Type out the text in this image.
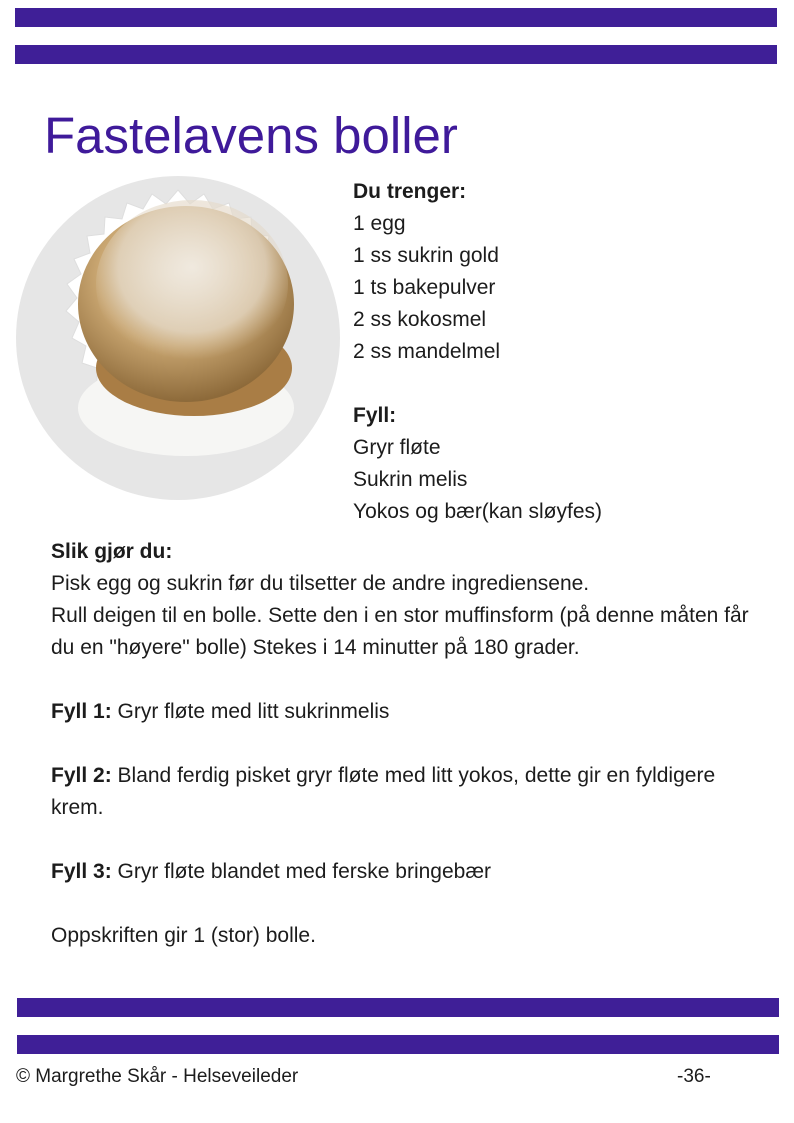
Fastelavens boller
Du trenger:
1 egg
1 ss sukrin gold
1 ts bakepulver
2 ss kokosmel
2 ss mandelmel
Fyll:
Gryr fløte
Sukrin melis
Yokos og bær(kan sløyfes)

Slik gjør du:

Pisk egg og sukrin før du tilsetter de andre ingrediensene.

Rull deigen til en bolle. Sette den i en stor muffinsform (på denne måten får du en "høyere" bolle) Stekes i 14 minutter på 180 grader.

Fyll 1: Gryr fløte med litt sukrinmelis

Fyll 2: Bland ferdig pisket gryr fløte med litt yokos, dette gir en fyldigere krem.

Fyll 3: Gryr fløte blandet med ferske bringebær

Oppskriften gir 1 (stor) bolle.

© Margrethe Skår - Helseveileder	-36-
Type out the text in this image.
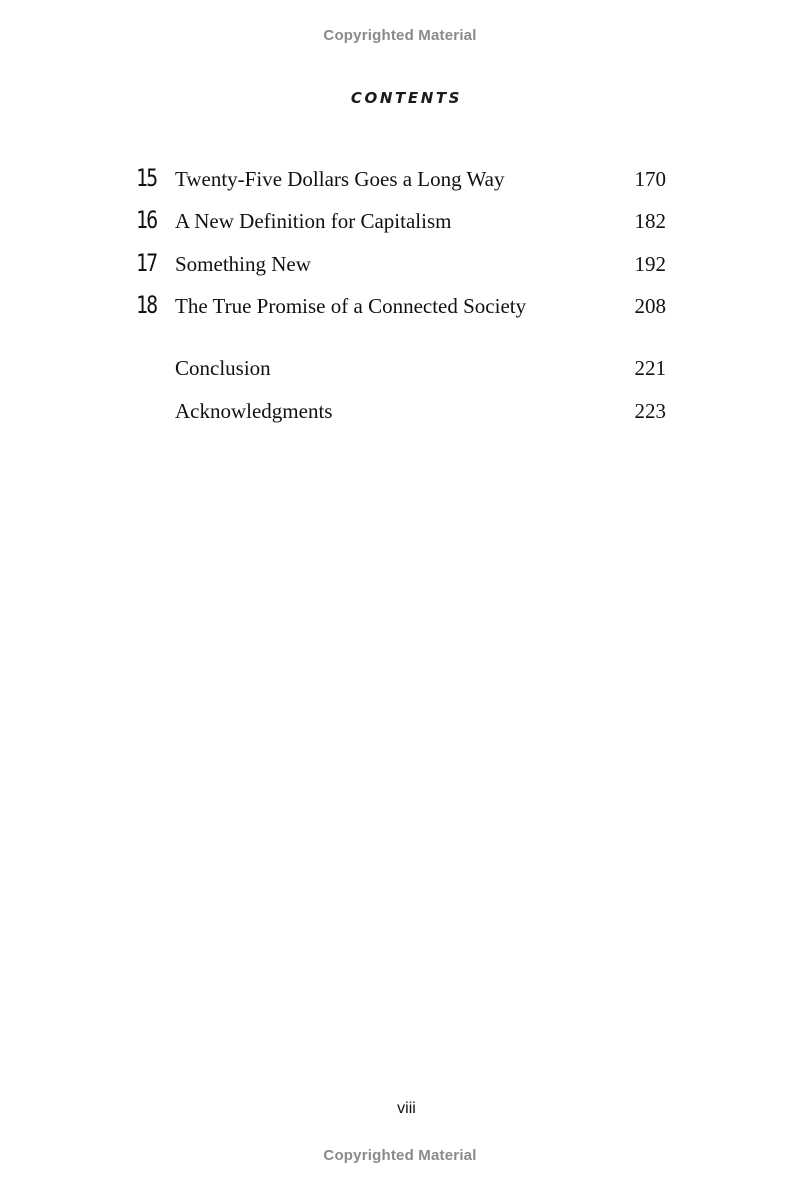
Copyrighted Material
CONTENTS
15 Twenty-Five Dollars Goes a Long Way	170
16 A New Definition for Capitalism	182
17 Something New	192
18 The True Promise of a Connected Society	208
Conclusion	221
Acknowledgments	223
viii
Copyrighted Material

───

*Task directions:*
Transcribe every line in the entries above, taking out only the images.

*Worked answer:*
Type out the text in this image.
Fastelavens boller
Du trenger:
1 egg
1 ss sukrin gold
1 ts bakepulver
2 ss kokosmel
2 ss mandelmel
Fyll:
Gryr fløte
Sukrin melis
Yokos og bær(kan sløyfes)

Slik gjør du:

Pisk egg og sukrin før du tilsetter de andre ingrediensene.

Rull deigen til en bolle. Sette den i en stor muffinsform (på denne måten får du en "høyere" bolle) Stekes i 14 minutter på 180 grader.

Fyll 1: Gryr fløte med litt sukrinmelis

Fyll 2: Bland ferdig pisket gryr fløte med litt yokos, dette gir en fyldigere krem.

Fyll 3: Gryr fløte blandet med ferske bringebær

Oppskriften gir 1 (stor) bolle.

© Margrethe Skår - Helseveileder	-36-
Type out the text in this image.
Copyrighted Material
CONTENTS
15 Twenty-Five Dollars Goes a Long Way	170
16 A New Definition for Capitalism	182
17 Something New	192
18 The True Promise of a Connected Society	208
Conclusion	221
Acknowledgments	223
viii
Copyrighted Material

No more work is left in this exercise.